• STATED GOAL:
An exact reproduction of the records is required, with all images left out.

• RECORD LIST:

_ _ _ _ _ _ _

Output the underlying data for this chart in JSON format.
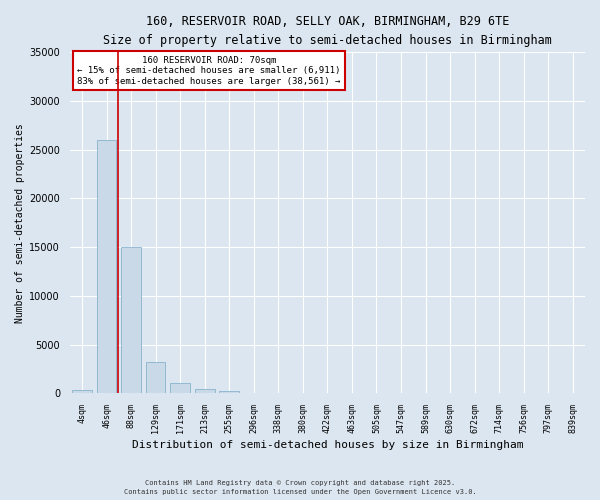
{
  "title1": "160, RESERVOIR ROAD, SELLY OAK, BIRMINGHAM, B29 6TE",
  "title2": "Size of property relative to semi-detached houses in Birmingham",
  "xlabel": "Distribution of semi-detached houses by size in Birmingham",
  "ylabel": "Number of semi-detached properties",
  "annotation_title": "160 RESERVOIR ROAD: 70sqm",
  "annotation_line1": "← 15% of semi-detached houses are smaller (6,911)",
  "annotation_line2": "83% of semi-detached houses are larger (38,561) →",
  "footnote1": "Contains HM Land Registry data © Crown copyright and database right 2025.",
  "footnote2": "Contains public sector information licensed under the Open Government Licence v3.0.",
  "bar_labels": [
    "4sqm",
    "46sqm",
    "88sqm",
    "129sqm",
    "171sqm",
    "213sqm",
    "255sqm",
    "296sqm",
    "338sqm",
    "380sqm",
    "422sqm",
    "463sqm",
    "505sqm",
    "547sqm",
    "589sqm",
    "630sqm",
    "672sqm",
    "714sqm",
    "756sqm",
    "797sqm",
    "839sqm"
  ],
  "bar_values": [
    350,
    26000,
    15000,
    3200,
    1100,
    450,
    200,
    50,
    0,
    0,
    0,
    0,
    0,
    0,
    0,
    0,
    0,
    0,
    0,
    0,
    0
  ],
  "bar_color": "#c9d9e8",
  "bar_edge_color": "#7aaac8",
  "property_line_x": 1.45,
  "ylim": [
    0,
    35000
  ],
  "yticks": [
    0,
    5000,
    10000,
    15000,
    20000,
    25000,
    30000,
    35000
  ],
  "background_color": "#dce6f0",
  "plot_bg_color": "#dce6f0",
  "grid_color": "#ffffff",
  "title_fontsize": 9.5,
  "subtitle_fontsize": 8.5,
  "annotation_box_color": "#ffffff",
  "annotation_box_edge": "#cc0000",
  "red_line_color": "#cc0000"
}
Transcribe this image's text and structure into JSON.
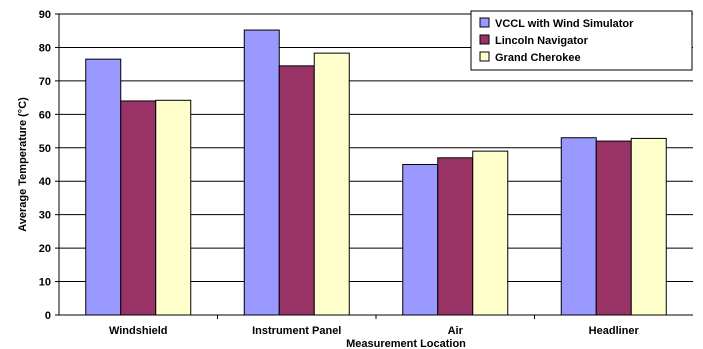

_ _ _ _ _ _ _

• RESULT FOR THIS EXERCISE:
Output the underlying data for this chart in JSON format.
{
  "title1": "160, RESERVOIR ROAD, SELLY OAK, BIRMINGHAM, B29 6TE",
  "title2": "Size of property relative to semi-detached houses in Birmingham",
  "xlabel": "Distribution of semi-detached houses by size in Birmingham",
  "ylabel": "Number of semi-detached properties",
  "annotation_title": "160 RESERVOIR ROAD: 70sqm",
  "annotation_line1": "← 15% of semi-detached houses are smaller (6,911)",
  "annotation_line2": "83% of semi-detached houses are larger (38,561) →",
  "footnote1": "Contains HM Land Registry data © Crown copyright and database right 2025.",
  "footnote2": "Contains public sector information licensed under the Open Government Licence v3.0.",
  "bar_labels": [
    "4sqm",
    "46sqm",
    "88sqm",
    "129sqm",
    "171sqm",
    "213sqm",
    "255sqm",
    "296sqm",
    "338sqm",
    "380sqm",
    "422sqm",
    "463sqm",
    "505sqm",
    "547sqm",
    "589sqm",
    "630sqm",
    "672sqm",
    "714sqm",
    "756sqm",
    "797sqm",
    "839sqm"
  ],
  "bar_values": [
    350,
    26000,
    15000,
    3200,
    1100,
    450,
    200,
    50,
    0,
    0,
    0,
    0,
    0,
    0,
    0,
    0,
    0,
    0,
    0,
    0,
    0
  ],
  "bar_color": "#c9d9e8",
  "bar_edge_color": "#7aaac8",
  "property_line_x": 1.45,
  "ylim": [
    0,
    35000
  ],
  "yticks": [
    0,
    5000,
    10000,
    15000,
    20000,
    25000,
    30000,
    35000
  ],
  "background_color": "#dce6f0",
  "plot_bg_color": "#dce6f0",
  "grid_color": "#ffffff",
  "title_fontsize": 9.5,
  "subtitle_fontsize": 8.5,
  "annotation_box_color": "#ffffff",
  "annotation_box_edge": "#cc0000",
  "red_line_color": "#cc0000"
}
Transcribe this image's text and structure into JSON.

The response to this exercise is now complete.